DOCUMENT EXTRACT:
____
Pastoral Symphony from
Handel’s Messiah

3 Beatles Songs:
Eleanor Rigby
Penny Lane and
When I’m sixty-four

Maple Leaf Rag by Scott Joplin

Puppet on a String
(Sandie Shaw arranged
by Alan Simmons)

A few of them started life as pieces on the original Sonic Pi, but the way they were written was very different, because of the severe limitation that version has on synchronising threads together. So all of these pieces have been developed over the last couple of months. They mostly use the same technique that I have developed for playing polyphonic music on Sonic Pi. Separate arrays hold the information the pitches of the notes for each part, and for their durations. For ease these are entered respectively using symbolic notation like :c4, :fs5, :gb3 (C 9octave 4), Fsharp octave 5, Gflat octave 3) for the pitches and variables I have defined such as q, sq, cd (quaver, semi-quaver and dotted-crotchet) for their durations. In a couple of pieces I add dynamic volumes for each note with a separate array using variables I have defined such as p, mp, mf and ff (piano, mezzo-piano, mezzo-forte and double-forte). These enable me to add crescendos and diminuendos to the music. In other pieces I set the overall volume for each section, altering them to provide colour. The other area that needs attention is the choice of synthesiser and the ASR (Attack, Sustain, Release) envelope associated with each note.

A couple of pieces have percussion parts: The Funeral Music for Queen Mary by Henry Purcell has a tenor drum, and A Jigge-Ye-Firste by Richard Reade has a sort of tabard accompaniment. I recorded my own sample notes for these, and developed a way to play them at the appropriate times alongside the notes being played.

Several pieces also feature ornaments in the form of trills. Initially I wrote these out note for note, but then I developed functions in Ruby (the native language in which Sonic Pi is written to make it easier to do. Likewise over the duration of writing these pieces I developed techniques to enable rits or changes in tempo to be catered for – not easy when the rit takes place over the duration of a trill ! You see this to good effect at the end of the first section of the Purcell piece. This also makes use of the pan attribute for a note which enables you to place it in the stereo spectrum. When the brass starts playing antiphonal music (two sections answering each other) I place them on the left and right to enhance the effect. If you have good stereo speakers you should be able to detect this.
____
RAW DATA:
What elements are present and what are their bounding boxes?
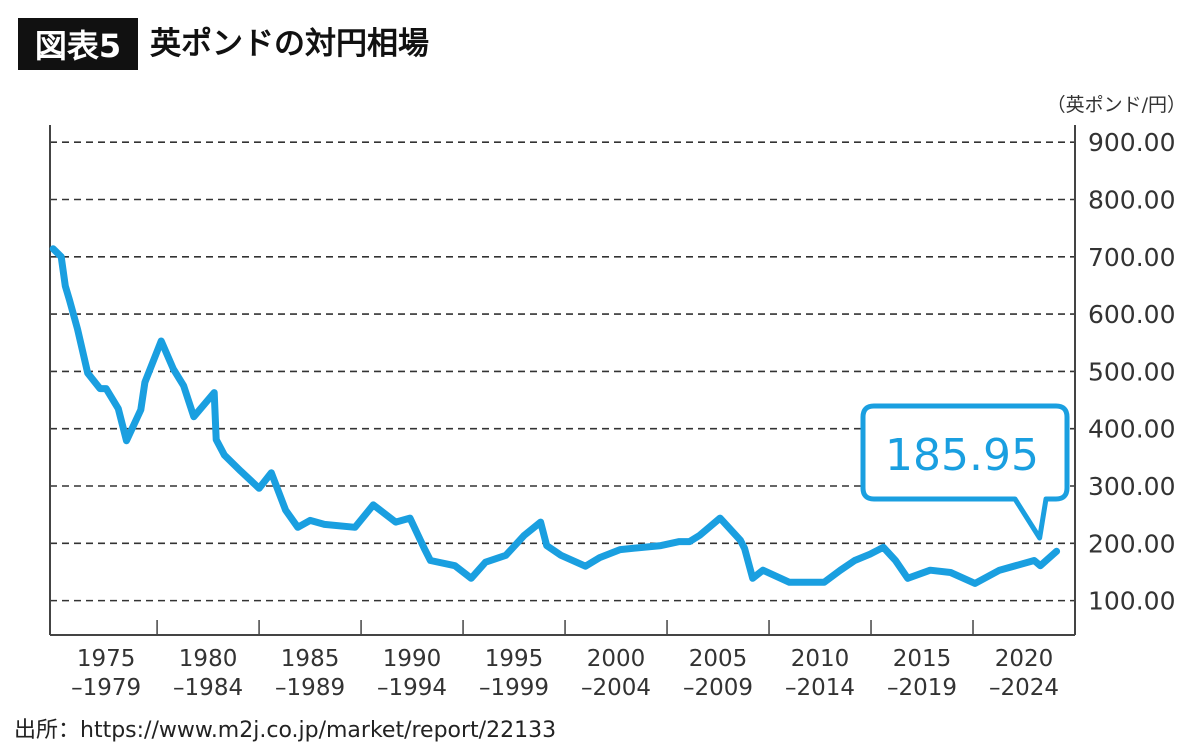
y-tick-label: 100.00 — [1088, 587, 1175, 616]
figure-label: 図表5 — [18, 18, 138, 70]
x-tick-label: –1984 — [173, 675, 243, 701]
x-tick-label: 2015 — [893, 646, 952, 672]
x-tick-label: –2004 — [581, 675, 651, 701]
x-tick-label: –1979 — [71, 675, 141, 701]
y-tick-label: 300.00 — [1088, 472, 1175, 501]
y-tick-label: 500.00 — [1088, 357, 1175, 386]
x-tick-label: 2005 — [689, 646, 748, 672]
x-tick-label: 2010 — [791, 646, 850, 672]
x-tick-label: 1985 — [281, 646, 340, 672]
data-series-line — [49, 245, 1061, 587]
y-tick-label: 700.00 — [1088, 243, 1175, 272]
x-tick-label: 1995 — [485, 646, 544, 672]
source-note: 出所：https://www.m2j.co.jp/market/report/2… — [14, 718, 557, 743]
x-tick-label: –1994 — [377, 675, 447, 701]
value-callout-box — [860, 403, 1070, 541]
y-tick-label: 800.00 — [1088, 185, 1175, 214]
x-tick-label: 2000 — [587, 646, 646, 672]
y-axis-unit-label: （英ポンド/円） — [1046, 94, 1186, 116]
x-tick-label: –2019 — [887, 675, 957, 701]
y-tick-label: 600.00 — [1088, 300, 1175, 329]
y-tick-label: 400.00 — [1088, 415, 1175, 444]
x-tick-label: 2020 — [995, 646, 1054, 672]
x-tick-label: –1989 — [275, 675, 345, 701]
y-tick-label: 900.00 — [1088, 128, 1175, 157]
x-tick-label: –2014 — [785, 675, 855, 701]
x-tick-label: 1980 — [179, 646, 238, 672]
x-tick-label: 1990 — [383, 646, 442, 672]
chart-title: 英ポンドの対円相場 — [150, 26, 429, 62]
x-tick-label: –1999 — [479, 675, 549, 701]
x-tick-label: –2024 — [989, 675, 1059, 701]
y-tick-label: 200.00 — [1088, 529, 1175, 558]
x-tick-label: 1975 — [77, 646, 136, 672]
x-tick-label: –2009 — [683, 675, 753, 701]
value-callout-text: 185.95 — [885, 430, 1039, 481]
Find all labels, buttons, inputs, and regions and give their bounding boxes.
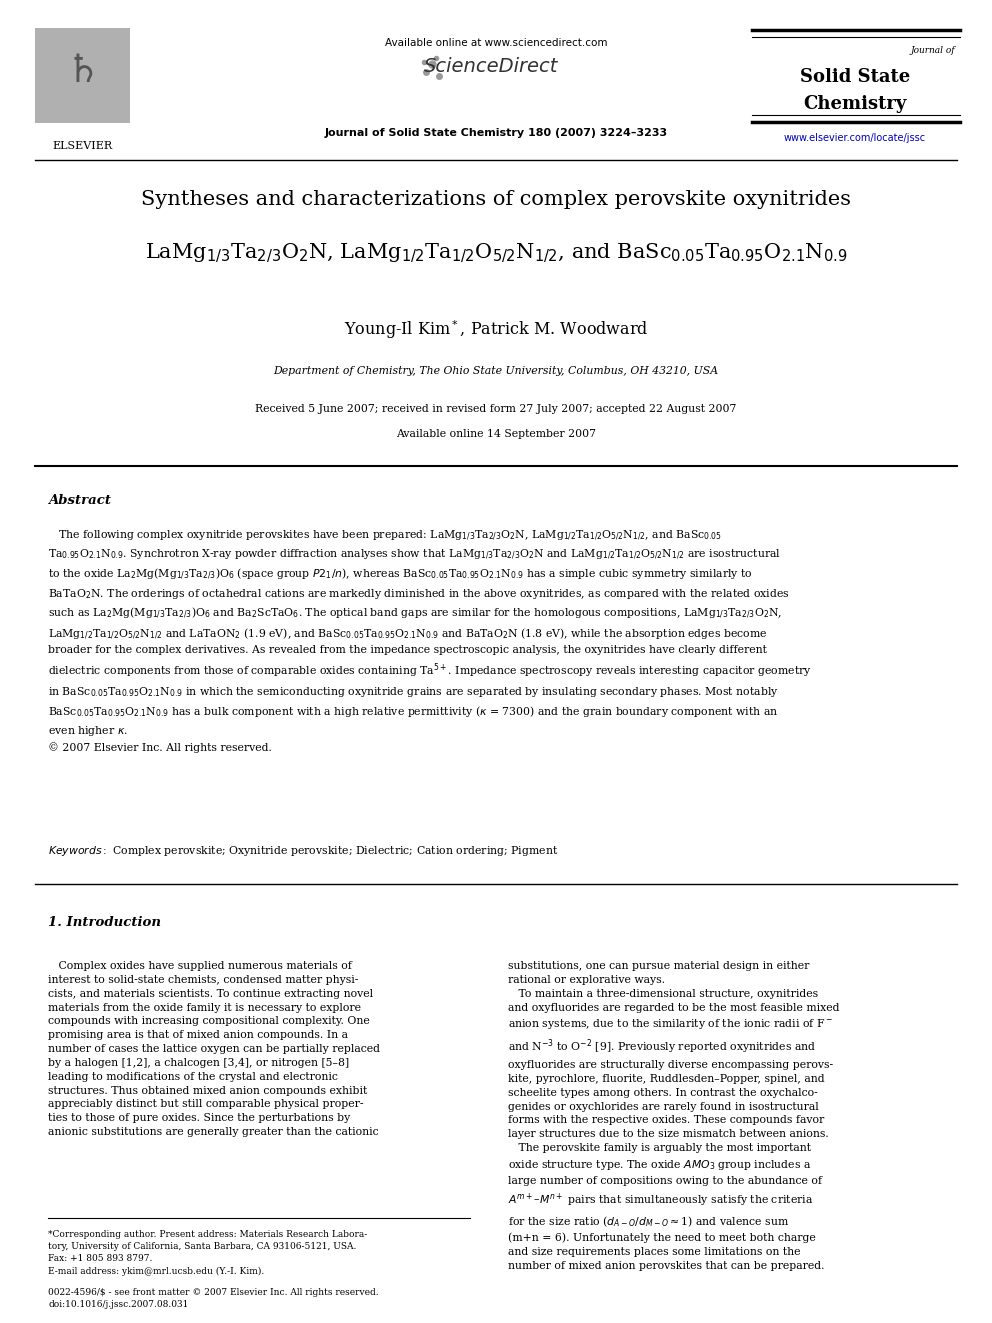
____
WHAT YOU WILL DO:
A – Revise the Sonic Pi music text from "Several pieces also" through "to detect this.", replacing "brass" with "strings".
B – According to the Sonic Pi music text, what percussion instrument is in The Funeral Music for Queen Mary?

ANSWERS TO THE EXERCISE:
A –
Several pieces also feature ornaments in the form of trills. Initially I wrote these out note for note, but then I developed functions in Ruby (the native language in which Sonic Pi is written to make it easier to do. Likewise over the duration of writing these pieces I developed techniques to enable rits or changes in tempo to be catered for – not easy when the rit takes place over the duration of a trill ! You see this to good effect at the end of the first section of the Purcell piece. This also makes use of the pan attribute for a note which enables you to place it in the stereo spectrum. When the strings starts playing antiphonal music (two sections answering each other) I place them on the left and right to enhance the effect. If you have good stereo speakers you should be able to detect this.

B – A tenor drum.